Items:
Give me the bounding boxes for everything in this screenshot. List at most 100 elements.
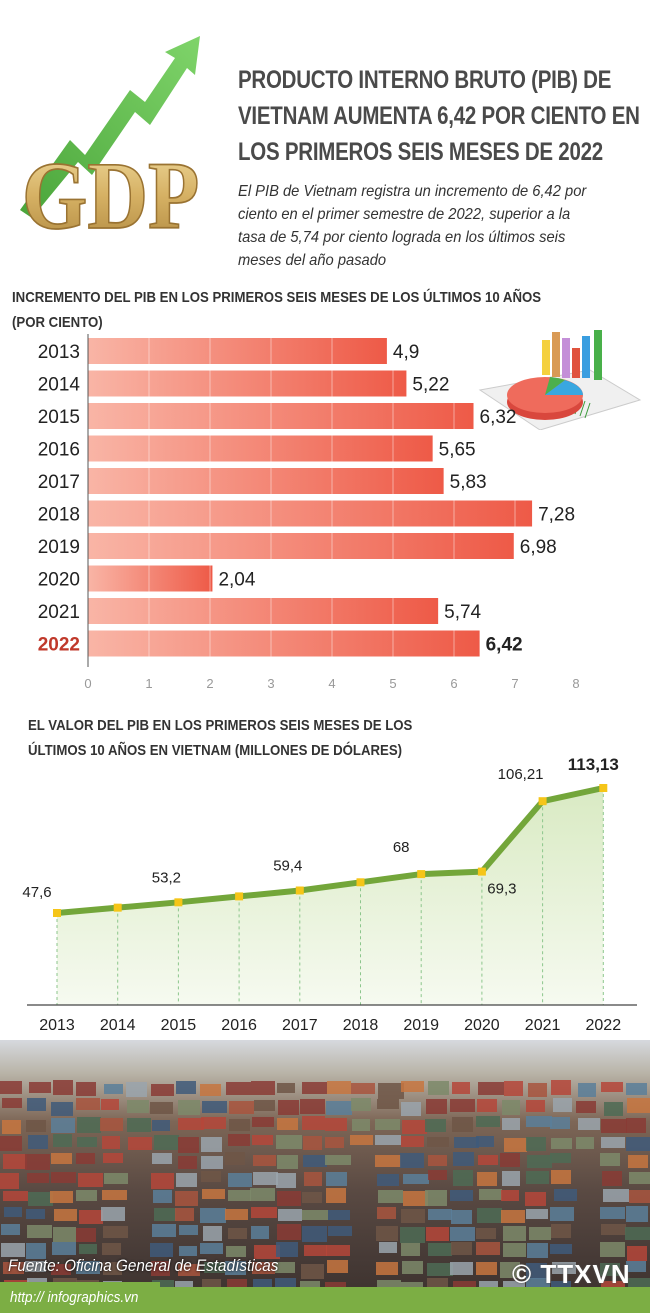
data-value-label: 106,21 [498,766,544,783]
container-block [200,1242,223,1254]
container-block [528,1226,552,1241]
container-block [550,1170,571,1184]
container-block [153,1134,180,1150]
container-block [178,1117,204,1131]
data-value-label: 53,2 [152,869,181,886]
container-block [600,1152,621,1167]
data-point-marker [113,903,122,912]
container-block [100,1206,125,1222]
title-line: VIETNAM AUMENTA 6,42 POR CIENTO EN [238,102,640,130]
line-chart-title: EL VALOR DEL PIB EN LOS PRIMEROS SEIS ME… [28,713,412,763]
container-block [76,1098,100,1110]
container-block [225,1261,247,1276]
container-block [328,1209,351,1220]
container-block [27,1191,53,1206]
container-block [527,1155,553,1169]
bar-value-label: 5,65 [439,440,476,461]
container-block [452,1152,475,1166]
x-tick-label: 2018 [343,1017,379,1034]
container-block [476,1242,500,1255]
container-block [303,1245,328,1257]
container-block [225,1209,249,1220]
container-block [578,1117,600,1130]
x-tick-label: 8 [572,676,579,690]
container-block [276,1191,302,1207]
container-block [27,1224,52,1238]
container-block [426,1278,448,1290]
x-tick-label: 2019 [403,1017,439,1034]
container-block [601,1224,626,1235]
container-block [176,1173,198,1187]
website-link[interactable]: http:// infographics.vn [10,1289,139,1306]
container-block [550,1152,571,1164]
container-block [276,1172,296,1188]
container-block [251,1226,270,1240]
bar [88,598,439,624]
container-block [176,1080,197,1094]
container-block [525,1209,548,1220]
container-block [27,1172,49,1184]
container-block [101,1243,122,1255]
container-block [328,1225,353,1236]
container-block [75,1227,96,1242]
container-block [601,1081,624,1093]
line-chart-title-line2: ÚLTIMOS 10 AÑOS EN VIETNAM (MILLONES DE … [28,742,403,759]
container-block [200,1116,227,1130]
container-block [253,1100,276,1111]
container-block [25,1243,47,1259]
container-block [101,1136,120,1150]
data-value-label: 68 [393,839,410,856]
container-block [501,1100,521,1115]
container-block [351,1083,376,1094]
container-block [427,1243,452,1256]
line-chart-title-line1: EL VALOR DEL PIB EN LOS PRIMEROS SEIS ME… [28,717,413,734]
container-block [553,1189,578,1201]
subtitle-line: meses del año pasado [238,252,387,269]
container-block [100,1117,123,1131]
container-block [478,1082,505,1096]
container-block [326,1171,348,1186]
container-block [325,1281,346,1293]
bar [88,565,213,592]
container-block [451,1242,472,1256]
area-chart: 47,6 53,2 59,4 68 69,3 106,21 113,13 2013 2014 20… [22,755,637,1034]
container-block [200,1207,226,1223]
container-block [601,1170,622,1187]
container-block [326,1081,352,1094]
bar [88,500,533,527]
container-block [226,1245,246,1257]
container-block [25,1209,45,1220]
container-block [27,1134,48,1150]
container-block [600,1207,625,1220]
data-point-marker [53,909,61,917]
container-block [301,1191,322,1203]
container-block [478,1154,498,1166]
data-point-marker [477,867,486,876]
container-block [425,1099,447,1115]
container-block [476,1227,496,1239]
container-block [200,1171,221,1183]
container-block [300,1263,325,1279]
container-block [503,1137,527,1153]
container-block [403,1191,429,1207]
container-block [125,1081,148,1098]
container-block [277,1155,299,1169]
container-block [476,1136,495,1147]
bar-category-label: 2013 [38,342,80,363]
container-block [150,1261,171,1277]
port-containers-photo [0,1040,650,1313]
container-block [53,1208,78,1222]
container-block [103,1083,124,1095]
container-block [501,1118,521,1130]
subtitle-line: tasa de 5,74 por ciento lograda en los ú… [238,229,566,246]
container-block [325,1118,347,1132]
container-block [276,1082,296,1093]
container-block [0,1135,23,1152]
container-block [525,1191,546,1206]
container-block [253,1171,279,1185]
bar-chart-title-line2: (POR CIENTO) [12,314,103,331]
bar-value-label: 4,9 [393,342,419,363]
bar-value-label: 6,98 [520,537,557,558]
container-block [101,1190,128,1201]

Work to complete: Copy every line of the entries above word for word, leaving out the picture.

Answer to this exercise:
Give me the bounding boxes for everything in this screenshot. List at most 100 elements.
data-value-label: 106,21 [498,766,544,783]
container-block [200,1242,223,1254]
container-block [528,1226,552,1241]
container-block [550,1170,571,1184]
container-block [153,1134,180,1150]
container-block [178,1117,204,1131]
data-value-label: 53,2 [152,869,181,886]
container-block [600,1152,621,1167]
data-point-marker [113,903,122,912]
container-block [100,1206,125,1222]
title-line: VIETNAM AUMENTA 6,42 POR CIENTO EN [238,102,640,130]
line-chart-title: EL VALOR DEL PIB EN LOS PRIMEROS SEIS ME… [28,713,412,763]
container-block [76,1098,100,1110]
container-block [225,1261,247,1276]
container-block [328,1209,351,1220]
container-block [27,1191,53,1206]
container-block [527,1155,553,1169]
bar-value-label: 5,65 [439,440,476,461]
container-block [452,1152,475,1166]
x-tick-label: 2018 [343,1017,379,1034]
container-block [476,1242,500,1255]
container-block [303,1245,328,1257]
container-block [225,1209,249,1220]
container-block [578,1117,600,1130]
x-tick-label: 8 [572,676,579,690]
container-block [276,1191,302,1207]
container-block [27,1224,52,1238]
container-block [426,1278,448,1290]
x-tick-label: 2019 [403,1017,439,1034]
container-block [601,1224,626,1235]
container-block [176,1173,198,1187]
website-link[interactable]: http:// infographics.vn [10,1289,139,1306]
container-block [550,1152,571,1164]
container-block [276,1172,296,1188]
container-block [251,1226,270,1240]
bar [88,598,439,624]
container-block [176,1080,197,1094]
container-block [525,1209,548,1220]
container-block [27,1172,49,1184]
container-block [101,1243,122,1255]
container-block [328,1225,353,1236]
container-block [75,1227,96,1242]
container-block [601,1081,624,1093]
line-chart-title-line2: ÚLTIMOS 10 AÑOS EN VIETNAM (MILLONES DE … [28,742,403,759]
container-block [200,1116,227,1130]
container-block [253,1100,276,1111]
container-block [25,1243,47,1259]
container-block [101,1136,120,1150]
data-value-label: 68 [393,839,410,856]
container-block [501,1100,521,1115]
container-block [351,1083,376,1094]
container-block [427,1243,452,1256]
line-chart-title-line1: EL VALOR DEL PIB EN LOS PRIMEROS SEIS ME… [28,717,413,734]
container-block [553,1189,578,1201]
subtitle-line: meses del año pasado [238,252,387,269]
container-block [100,1117,123,1131]
container-block [478,1082,505,1096]
container-block [326,1171,348,1186]
container-block [325,1281,346,1293]
bar [88,565,213,592]
container-block [451,1242,472,1256]
area-chart: 47,6 53,2 59,4 68 69,3 106,21 113,13 2013 2014 20… [22,755,637,1034]
container-block [200,1207,226,1223]
container-block [601,1170,622,1187]
container-block [326,1081,352,1094]
bar [88,500,533,527]
container-block [226,1245,246,1257]
container-block [25,1209,45,1220]
container-block [27,1134,48,1150]
container-block [600,1207,625,1220]
data-point-marker [53,909,61,917]
container-block [301,1191,322,1203]
container-block [478,1154,498,1166]
data-point-marker [477,867,486,876]
container-block [425,1099,447,1115]
container-block [476,1227,496,1239]
container-block [200,1171,221,1183]
container-block [300,1263,325,1279]
container-block [503,1137,527,1153]
container-block [403,1191,429,1207]
container-block [125,1081,148,1098]
container-block [277,1155,299,1169]
container-block [476,1136,495,1147]
bar-category-label: 2013 [38,342,80,363]
container-block [150,1261,171,1277]
port-containers-photo [0,1040,650,1313]
container-block [53,1208,78,1222]
container-block [103,1083,124,1095]
container-block [501,1118,521,1130]
subtitle-line: tasa de 5,74 por ciento lograda en los ú… [238,229,566,246]
container-block [325,1118,347,1132]
container-block [276,1082,296,1093]
container-block [0,1135,23,1152]
container-block [525,1191,546,1206]
container-block [253,1171,279,1185]
bar-chart-title-line2: (POR CIENTO) [12,314,103,331]
bar-value-label: 4,9 [393,342,419,363]
bar-value-label: 6,98 [520,537,557,558]
container-block [101,1190,128,1201]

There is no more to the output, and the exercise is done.